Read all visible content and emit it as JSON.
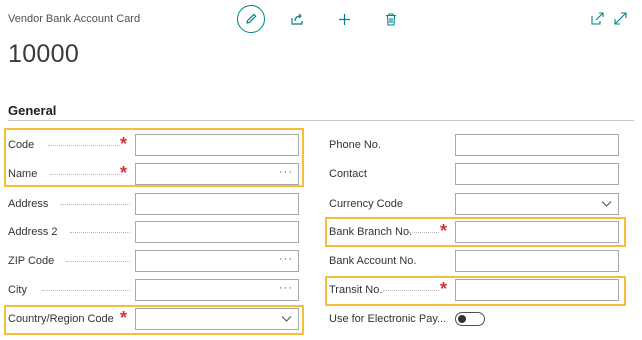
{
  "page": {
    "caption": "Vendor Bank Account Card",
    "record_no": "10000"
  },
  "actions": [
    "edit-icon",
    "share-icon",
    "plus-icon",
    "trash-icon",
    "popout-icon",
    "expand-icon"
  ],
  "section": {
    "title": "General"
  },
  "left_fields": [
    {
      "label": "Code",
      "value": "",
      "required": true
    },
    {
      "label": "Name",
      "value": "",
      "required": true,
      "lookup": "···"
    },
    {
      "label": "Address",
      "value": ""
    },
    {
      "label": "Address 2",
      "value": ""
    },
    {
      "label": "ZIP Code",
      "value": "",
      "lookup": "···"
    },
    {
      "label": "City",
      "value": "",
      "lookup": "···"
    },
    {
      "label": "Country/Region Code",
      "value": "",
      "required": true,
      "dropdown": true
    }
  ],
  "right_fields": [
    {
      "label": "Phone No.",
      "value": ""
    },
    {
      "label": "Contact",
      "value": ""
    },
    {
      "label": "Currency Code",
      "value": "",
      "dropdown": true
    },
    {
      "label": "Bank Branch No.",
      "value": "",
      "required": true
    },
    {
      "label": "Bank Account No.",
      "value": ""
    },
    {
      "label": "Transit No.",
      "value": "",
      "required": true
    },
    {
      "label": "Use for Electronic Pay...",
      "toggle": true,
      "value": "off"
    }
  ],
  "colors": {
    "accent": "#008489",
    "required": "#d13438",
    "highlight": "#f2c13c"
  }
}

------

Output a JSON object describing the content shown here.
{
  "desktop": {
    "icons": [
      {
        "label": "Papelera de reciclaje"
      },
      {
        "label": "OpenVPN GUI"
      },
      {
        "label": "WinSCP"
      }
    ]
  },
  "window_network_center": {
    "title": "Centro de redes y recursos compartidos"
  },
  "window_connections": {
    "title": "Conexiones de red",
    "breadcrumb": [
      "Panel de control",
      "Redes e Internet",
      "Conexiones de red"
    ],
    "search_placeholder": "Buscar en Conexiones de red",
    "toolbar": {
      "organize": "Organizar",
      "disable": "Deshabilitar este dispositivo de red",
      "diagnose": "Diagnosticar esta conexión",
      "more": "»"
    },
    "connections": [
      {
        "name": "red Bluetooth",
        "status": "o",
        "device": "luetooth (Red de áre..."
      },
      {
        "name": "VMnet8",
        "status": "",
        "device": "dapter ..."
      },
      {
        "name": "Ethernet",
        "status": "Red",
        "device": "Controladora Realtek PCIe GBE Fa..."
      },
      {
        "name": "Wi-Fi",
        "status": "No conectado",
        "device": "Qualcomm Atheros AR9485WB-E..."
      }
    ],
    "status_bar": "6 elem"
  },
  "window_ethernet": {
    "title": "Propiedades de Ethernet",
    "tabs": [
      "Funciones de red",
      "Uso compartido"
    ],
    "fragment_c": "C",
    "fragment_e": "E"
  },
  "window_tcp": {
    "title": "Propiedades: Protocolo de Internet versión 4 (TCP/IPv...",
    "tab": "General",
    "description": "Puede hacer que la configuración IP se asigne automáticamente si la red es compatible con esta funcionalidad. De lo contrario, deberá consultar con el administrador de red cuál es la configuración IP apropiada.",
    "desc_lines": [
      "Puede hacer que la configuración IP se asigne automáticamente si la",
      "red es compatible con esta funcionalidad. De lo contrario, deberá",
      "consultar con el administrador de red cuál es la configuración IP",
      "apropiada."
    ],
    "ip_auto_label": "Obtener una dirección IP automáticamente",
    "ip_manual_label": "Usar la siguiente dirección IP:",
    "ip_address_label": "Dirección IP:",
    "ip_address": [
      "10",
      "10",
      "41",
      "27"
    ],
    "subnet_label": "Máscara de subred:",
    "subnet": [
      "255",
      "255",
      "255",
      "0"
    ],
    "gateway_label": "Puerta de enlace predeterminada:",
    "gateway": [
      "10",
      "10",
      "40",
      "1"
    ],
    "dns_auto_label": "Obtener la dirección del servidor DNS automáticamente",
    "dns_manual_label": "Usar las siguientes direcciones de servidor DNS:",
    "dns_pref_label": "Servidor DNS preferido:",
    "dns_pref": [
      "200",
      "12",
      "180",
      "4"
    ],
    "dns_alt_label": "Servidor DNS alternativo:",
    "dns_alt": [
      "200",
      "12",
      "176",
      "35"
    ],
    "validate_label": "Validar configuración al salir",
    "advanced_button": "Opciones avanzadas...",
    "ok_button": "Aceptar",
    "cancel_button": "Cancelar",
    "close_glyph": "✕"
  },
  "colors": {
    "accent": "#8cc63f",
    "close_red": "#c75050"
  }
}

------

- Exercise requirements:
Within the data above, pick out all lines holding the word "Obtener".

- Exercise result:
    "ip_auto_label": "Obtener una dirección IP automáticamente",
    "dns_auto_label": "Obtener la dirección del servidor DNS automáticamente",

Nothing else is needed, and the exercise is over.